## What is expected
Isolate every line in the data with the string "Medical" and copy it.

## Extracted records
---------------

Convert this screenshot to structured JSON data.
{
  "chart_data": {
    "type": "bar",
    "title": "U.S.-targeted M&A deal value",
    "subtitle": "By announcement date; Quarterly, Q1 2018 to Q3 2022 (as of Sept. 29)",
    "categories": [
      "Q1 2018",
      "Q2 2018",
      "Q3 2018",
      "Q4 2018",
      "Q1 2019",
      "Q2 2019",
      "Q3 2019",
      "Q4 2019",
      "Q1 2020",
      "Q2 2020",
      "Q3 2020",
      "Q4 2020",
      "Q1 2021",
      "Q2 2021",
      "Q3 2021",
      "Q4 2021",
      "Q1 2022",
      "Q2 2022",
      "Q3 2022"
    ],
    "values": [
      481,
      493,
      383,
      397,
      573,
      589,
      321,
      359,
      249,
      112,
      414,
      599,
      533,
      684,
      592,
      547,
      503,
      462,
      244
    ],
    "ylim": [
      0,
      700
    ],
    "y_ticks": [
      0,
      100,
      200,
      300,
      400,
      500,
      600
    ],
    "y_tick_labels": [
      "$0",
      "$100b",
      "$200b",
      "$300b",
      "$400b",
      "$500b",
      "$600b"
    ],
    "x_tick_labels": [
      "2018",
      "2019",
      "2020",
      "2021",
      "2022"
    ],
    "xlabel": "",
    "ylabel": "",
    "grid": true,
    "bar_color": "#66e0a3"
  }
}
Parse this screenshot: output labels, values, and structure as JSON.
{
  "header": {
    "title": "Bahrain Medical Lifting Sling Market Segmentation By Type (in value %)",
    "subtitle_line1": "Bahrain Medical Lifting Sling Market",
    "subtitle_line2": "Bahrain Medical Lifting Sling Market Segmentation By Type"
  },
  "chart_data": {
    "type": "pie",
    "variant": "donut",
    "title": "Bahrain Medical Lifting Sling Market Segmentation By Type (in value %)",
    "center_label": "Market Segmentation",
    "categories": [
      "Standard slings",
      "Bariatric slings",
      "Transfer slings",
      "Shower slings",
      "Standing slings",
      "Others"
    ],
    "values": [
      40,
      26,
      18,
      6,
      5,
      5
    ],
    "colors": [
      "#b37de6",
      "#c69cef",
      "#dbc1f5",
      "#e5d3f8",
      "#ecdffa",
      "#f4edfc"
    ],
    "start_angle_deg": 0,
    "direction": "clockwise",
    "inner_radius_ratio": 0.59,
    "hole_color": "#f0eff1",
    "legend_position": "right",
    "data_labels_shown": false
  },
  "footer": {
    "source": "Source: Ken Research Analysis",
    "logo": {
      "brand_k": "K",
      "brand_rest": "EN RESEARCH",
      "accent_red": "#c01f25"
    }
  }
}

---------------

## Result
    "title": "Bahrain Medical Lifting Sling Market Segmentation By Type (in value %)",
    "subtitle_line1": "Bahrain Medical Lifting Sling Market",
    "subtitle_line2": "Bahrain Medical Lifting Sling Market Segmentation By Type"
    "title": "Bahrain Medical Lifting Sling Market Segmentation By Type (in value %)",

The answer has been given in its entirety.